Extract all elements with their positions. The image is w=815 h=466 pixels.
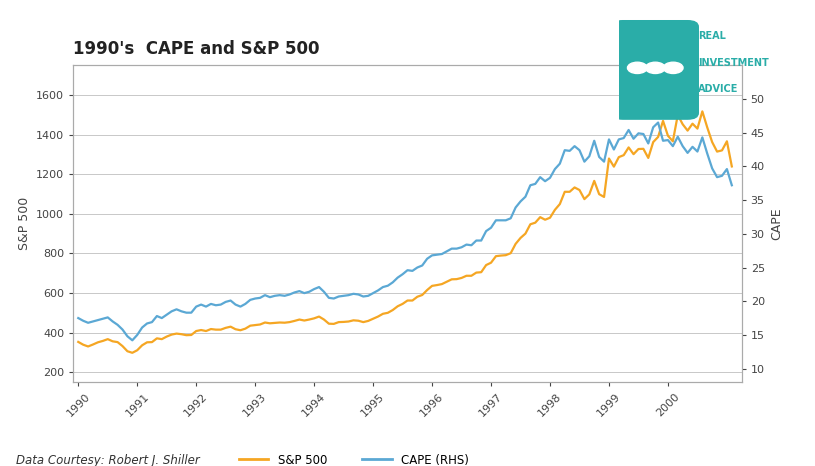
- S&P 500: [221, 325, 231, 331]
- CAPE (RHS): [73, 315, 83, 321]
- S&P 500: [240, 326, 250, 331]
- Y-axis label: CAPE: CAPE: [770, 207, 783, 240]
- CAPE (RHS): [108, 319, 117, 324]
- S&P 500: [73, 339, 83, 345]
- CAPE (RHS): [329, 296, 339, 302]
- Legend: S&P 500, CAPE (RHS): S&P 500, CAPE (RHS): [234, 449, 474, 466]
- S&P 500: [108, 338, 117, 344]
- Text: INVESTMENT: INVESTMENT: [698, 58, 769, 68]
- CAPE (RHS): [240, 301, 250, 307]
- CAPE (RHS): [127, 337, 137, 343]
- CAPE (RHS): [727, 183, 737, 188]
- Text: REAL: REAL: [698, 31, 726, 41]
- Line: S&P 500: S&P 500: [78, 111, 732, 353]
- CAPE (RHS): [654, 120, 663, 125]
- FancyBboxPatch shape: [612, 21, 698, 119]
- S&P 500: [688, 121, 698, 126]
- Text: ADVICE: ADVICE: [698, 84, 738, 94]
- S&P 500: [693, 126, 703, 131]
- Circle shape: [628, 62, 647, 74]
- Text: 1990's  CAPE and S&P 500: 1990's CAPE and S&P 500: [73, 40, 319, 58]
- CAPE (RHS): [693, 149, 703, 154]
- Text: Data Courtesy: Robert J. Shiller: Data Courtesy: Robert J. Shiller: [16, 454, 200, 466]
- S&P 500: [698, 109, 707, 114]
- S&P 500: [127, 350, 137, 356]
- Circle shape: [645, 62, 665, 74]
- CAPE (RHS): [221, 299, 231, 305]
- CAPE (RHS): [698, 135, 707, 140]
- Line: CAPE (RHS): CAPE (RHS): [78, 123, 732, 340]
- Circle shape: [663, 62, 683, 74]
- S&P 500: [727, 164, 737, 169]
- Y-axis label: S&P 500: S&P 500: [18, 197, 31, 250]
- S&P 500: [329, 321, 339, 327]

The task
Repeat word for word the rows that start with the one containing "- S&P 500: [221, 325, 231, 331]" and continue through the one containing "- CAPE (RHS): [698, 135, 707, 140]", including both of those rows.

Response
- S&P 500: [221, 325, 231, 331]
- CAPE (RHS): [73, 315, 83, 321]
- S&P 500: [240, 326, 250, 331]
- Y-axis label: CAPE: CAPE: [770, 207, 783, 240]
- CAPE (RHS): [108, 319, 117, 324]
- S&P 500: [73, 339, 83, 345]
- CAPE (RHS): [329, 296, 339, 302]
- Legend: S&P 500, CAPE (RHS): S&P 500, CAPE (RHS): [234, 449, 474, 466]
- S&P 500: [108, 338, 117, 344]
- Text: INVESTMENT: INVESTMENT: [698, 58, 769, 68]
- CAPE (RHS): [240, 301, 250, 307]
- CAPE (RHS): [127, 337, 137, 343]
- CAPE (RHS): [727, 183, 737, 188]
- Text: REAL: REAL: [698, 31, 726, 41]
- Line: S&P 500: S&P 500: [78, 111, 732, 353]
- CAPE (RHS): [654, 120, 663, 125]
- FancyBboxPatch shape: [612, 21, 698, 119]
- S&P 500: [688, 121, 698, 126]
- Text: ADVICE: ADVICE: [698, 84, 738, 94]
- S&P 500: [693, 126, 703, 131]
- Circle shape: [628, 62, 647, 74]
- Text: 1990's  CAPE and S&P 500: 1990's CAPE and S&P 500: [73, 40, 319, 58]
- CAPE (RHS): [693, 149, 703, 154]
- Text: Data Courtesy: Robert J. Shiller: Data Courtesy: Robert J. Shiller: [16, 454, 200, 466]
- S&P 500: [698, 109, 707, 114]
- S&P 500: [127, 350, 137, 356]
- Circle shape: [645, 62, 665, 74]
- CAPE (RHS): [221, 299, 231, 305]
- CAPE (RHS): [698, 135, 707, 140]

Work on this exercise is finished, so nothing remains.